▶ **SUPPLIED DATA**
-*-

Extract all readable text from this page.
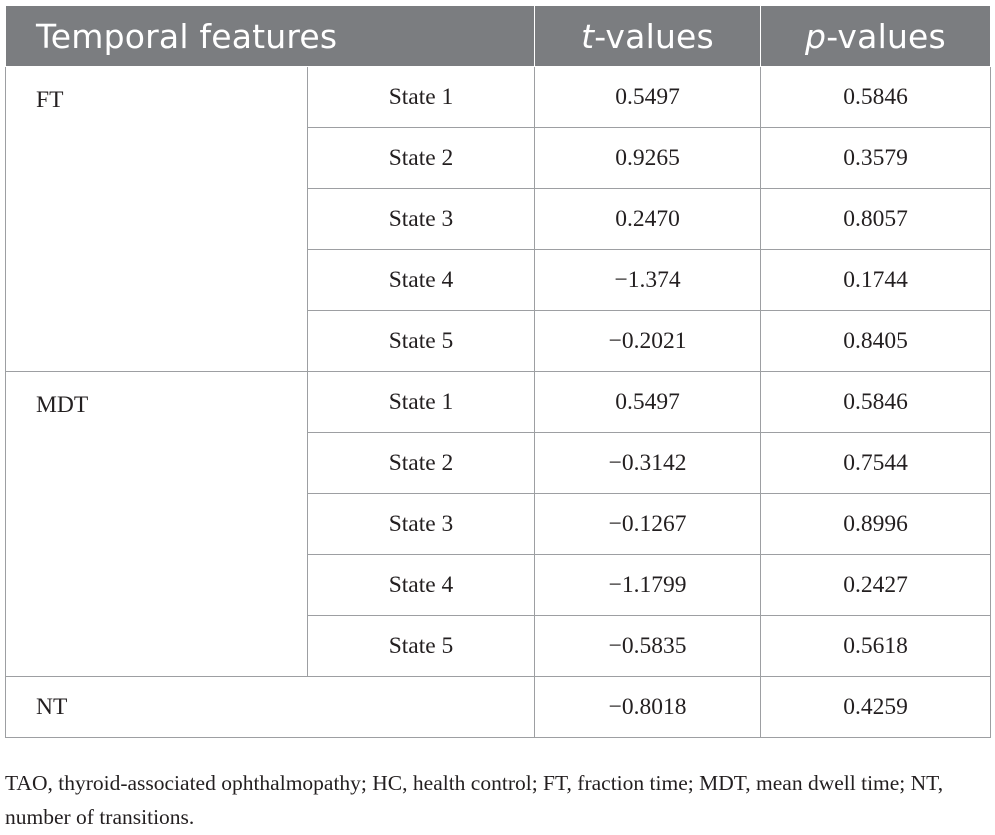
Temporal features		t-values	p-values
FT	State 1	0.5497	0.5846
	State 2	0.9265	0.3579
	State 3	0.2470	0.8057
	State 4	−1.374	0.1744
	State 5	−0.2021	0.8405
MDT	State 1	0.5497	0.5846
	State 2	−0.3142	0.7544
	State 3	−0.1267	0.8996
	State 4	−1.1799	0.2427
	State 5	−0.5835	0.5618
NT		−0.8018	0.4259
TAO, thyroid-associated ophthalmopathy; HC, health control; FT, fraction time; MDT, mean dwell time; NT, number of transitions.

-*-

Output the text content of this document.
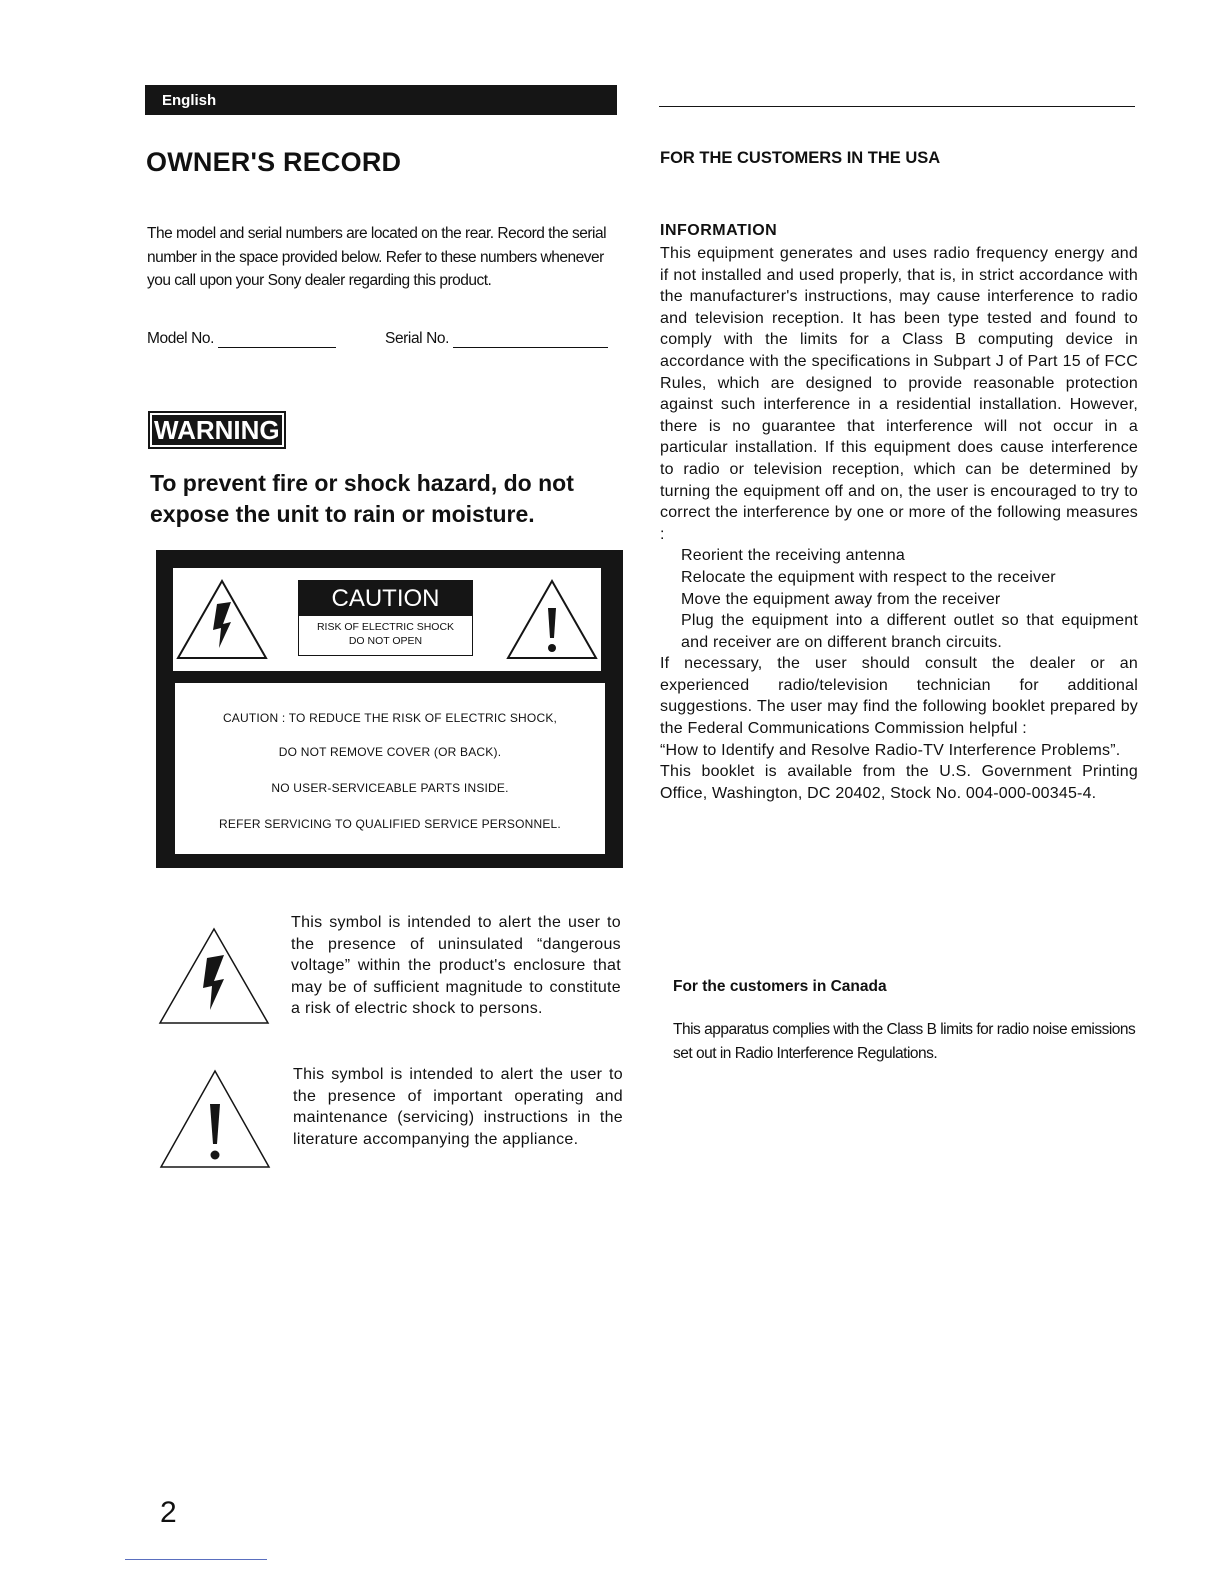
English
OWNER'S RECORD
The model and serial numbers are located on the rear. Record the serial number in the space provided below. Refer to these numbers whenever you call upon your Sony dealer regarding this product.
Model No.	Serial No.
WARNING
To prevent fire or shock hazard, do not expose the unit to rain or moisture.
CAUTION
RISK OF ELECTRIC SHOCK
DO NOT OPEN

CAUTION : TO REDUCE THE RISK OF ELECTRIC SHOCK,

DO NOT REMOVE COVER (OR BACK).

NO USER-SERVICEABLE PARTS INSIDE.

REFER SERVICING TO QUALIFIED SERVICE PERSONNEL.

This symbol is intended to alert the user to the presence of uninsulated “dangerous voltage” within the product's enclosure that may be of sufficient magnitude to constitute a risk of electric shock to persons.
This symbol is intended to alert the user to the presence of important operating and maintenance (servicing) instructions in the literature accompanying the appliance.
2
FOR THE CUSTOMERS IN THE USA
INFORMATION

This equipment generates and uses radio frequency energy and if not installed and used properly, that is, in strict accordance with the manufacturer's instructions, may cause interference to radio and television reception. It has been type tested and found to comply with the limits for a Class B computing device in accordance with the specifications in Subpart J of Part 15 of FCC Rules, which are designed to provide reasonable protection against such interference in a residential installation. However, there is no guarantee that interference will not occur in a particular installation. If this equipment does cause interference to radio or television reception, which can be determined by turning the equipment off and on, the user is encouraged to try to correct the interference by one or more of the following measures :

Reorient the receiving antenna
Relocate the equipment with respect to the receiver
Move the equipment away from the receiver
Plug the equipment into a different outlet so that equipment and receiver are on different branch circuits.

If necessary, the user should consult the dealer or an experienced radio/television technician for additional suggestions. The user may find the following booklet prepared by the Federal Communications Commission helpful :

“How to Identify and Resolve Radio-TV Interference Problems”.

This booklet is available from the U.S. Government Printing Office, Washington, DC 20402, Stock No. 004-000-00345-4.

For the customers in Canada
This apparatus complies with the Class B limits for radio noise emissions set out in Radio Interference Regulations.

-*-

▶ **WRITTEN INSTRUCTION**
Where a line holds the string "booklet", copy that line.

▶ **FULL ANSWER**
If necessary, the user should consult the dealer or an experienced radio/television technician for additional suggestions. The user may find the following booklet prepared by the Federal Communications Commission helpful :
This booklet is available from the U.S. Government Printing Office, Washington, DC 20402, Stock No. 004-000-00345-4.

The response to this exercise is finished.